[Stored items from a collection]
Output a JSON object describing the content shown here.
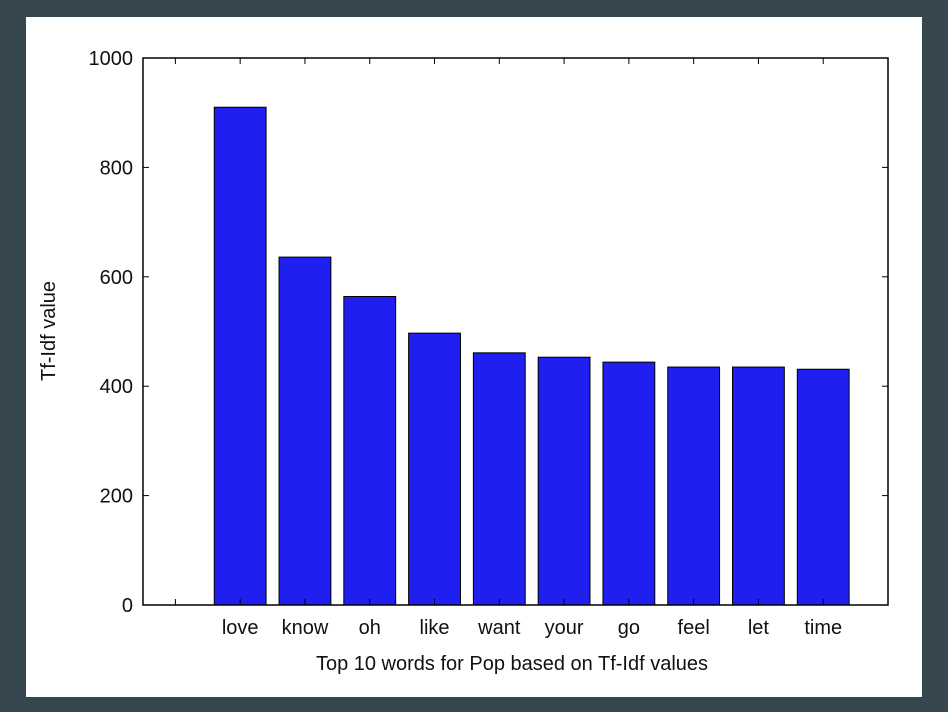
{
  "colors": {
    "background": "#37474f",
    "panel": "#ffffff",
    "bar_fill": "#1f1fef",
    "bar_stroke": "#000000",
    "axis": "#000000"
  },
  "chart_data": {
    "type": "bar",
    "title": "",
    "xlabel": "Top 10 words for Pop based on Tf-Idf values",
    "ylabel": "Tf-Idf value",
    "categories": [
      "love",
      "know",
      "oh",
      "like",
      "want",
      "your",
      "go",
      "feel",
      "let",
      "time"
    ],
    "values": [
      910,
      636,
      564,
      497,
      461,
      453,
      444,
      435,
      435,
      431
    ],
    "ylim": [
      0,
      1000
    ],
    "yticks": [
      "0",
      "200",
      "400",
      "600",
      "800",
      "1000"
    ],
    "grid": false,
    "legend": "none"
  }
}
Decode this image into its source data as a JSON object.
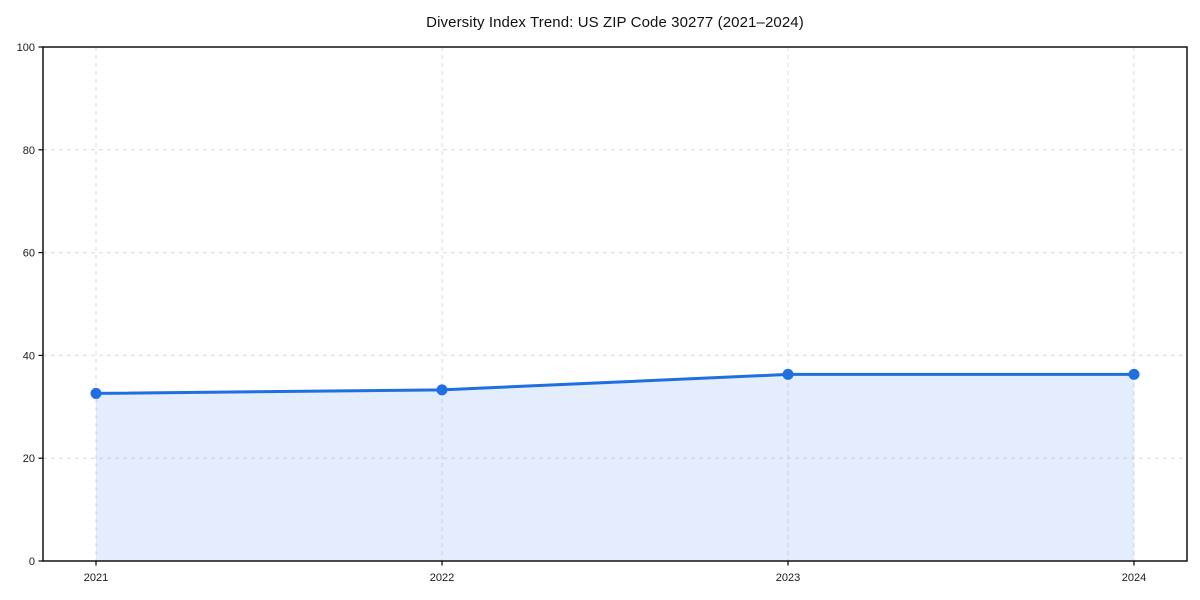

• What is asked
From the listing, copy each line containing the word "JSON".

• Reply to the task
Output a JSON object describing the content shown here.
Decode this image into its source data as a JSON object.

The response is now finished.